### OBJECTIVE
Your task is to transcribe all of the records exactly and leave out the pictures.

### DATA RECORDS
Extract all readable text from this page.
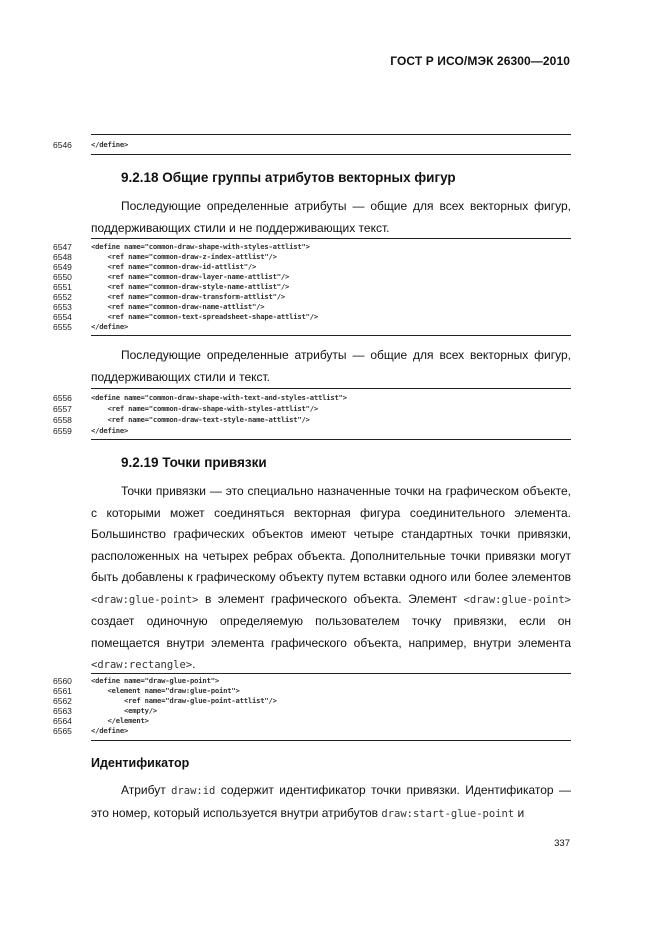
ГОСТ Р ИСО/МЭК 26300—2010
6546	</define>
9.2.18 Общие группы атрибутов векторных фигур

Последующие определенные атрибуты — общие для всех векторных фигур, поддерживающих стили и не поддерживающих текст.

6547	<define name="common-draw-shape-with-styles-attlist">
6548	<ref name="common-draw-z-index-attlist"/>
6549	<ref name="common-draw-id-attlist"/>
6550	<ref name="common-draw-layer-name-attlist"/>
6551	<ref name="common-draw-style-name-attlist"/>
6552	<ref name="common-draw-transform-attlist"/>
6553	<ref name="common-draw-name-attlist"/>
6554	<ref name="common-text-spreadsheet-shape-attlist"/>
6555	</define>

Последующие определенные атрибуты — общие для всех векторных фигур, поддерживающих стили и текст.

6556	<define name="common-draw-shape-with-text-and-styles-attlist">
6557	<ref name="common-draw-shape-with-styles-attlist"/>
6558	<ref name="common-draw-text-style-name-attlist"/>
6559	</define>
9.2.19 Точки привязки

Точки привязки — это специально назначенные точки на графическом объекте, с которыми может соединяться векторная фигура соединительного элемента. Большинство графических объектов имеют четыре стандартных точки привязки, расположенных на четырех ребрах объекта. Дополнительные точки привязки могут быть добавлены к графическому объекту путем вставки одного или более элементов <draw:glue-point> в элемент графического объекта. Элемент <draw:glue-point> создает одиночную определяемую пользователем точку привязки, если он помещается внутри элемента графического объекта, например, внутри элемента <draw:rectangle>.

6560	<define name="draw-glue-point">
6561	<element name="draw:glue-point">
6562	<ref name="draw-glue-point-attlist"/>
6563	<empty/>
6564	</element>
6565	</define>
Идентификатор

Атрибут draw:id содержит идентификатор точки привязки. Идентификатор — это номер, который используется внутри атрибутов draw:start-glue-point и

337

### OUTPUT
Extract all readable text from this page.
ГОСТ Р ИСО/МЭК 26300—2010
6546	</define>
9.2.18 Общие группы атрибутов векторных фигур

Последующие определенные атрибуты — общие для всех векторных фигур, поддерживающих стили и не поддерживающих текст.

6547	<define name="common-draw-shape-with-styles-attlist">
6548	<ref name="common-draw-z-index-attlist"/>
6549	<ref name="common-draw-id-attlist"/>
6550	<ref name="common-draw-layer-name-attlist"/>
6551	<ref name="common-draw-style-name-attlist"/>
6552	<ref name="common-draw-transform-attlist"/>
6553	<ref name="common-draw-name-attlist"/>
6554	<ref name="common-text-spreadsheet-shape-attlist"/>
6555	</define>

Последующие определенные атрибуты — общие для всех векторных фигур, поддерживающих стили и текст.

6556	<define name="common-draw-shape-with-text-and-styles-attlist">
6557	<ref name="common-draw-shape-with-styles-attlist"/>
6558	<ref name="common-draw-text-style-name-attlist"/>
6559	</define>
9.2.19 Точки привязки

Точки привязки — это специально назначенные точки на графическом объекте, с которыми может соединяться векторная фигура соединительного элемента. Большинство графических объектов имеют четыре стандартных точки привязки, расположенных на четырех ребрах объекта. Дополнительные точки привязки могут быть добавлены к графическому объекту путем вставки одного или более элементов <draw:glue-point> в элемент графического объекта. Элемент <draw:glue-point> создает одиночную определяемую пользователем точку привязки, если он помещается внутри элемента графического объекта, например, внутри элемента <draw:rectangle>.

6560	<define name="draw-glue-point">
6561	<element name="draw:glue-point">
6562	<ref name="draw-glue-point-attlist"/>
6563	<empty/>
6564	</element>
6565	</define>
Идентификатор

Атрибут draw:id содержит идентификатор точки привязки. Идентификатор — это номер, который используется внутри атрибутов draw:start-glue-point и

337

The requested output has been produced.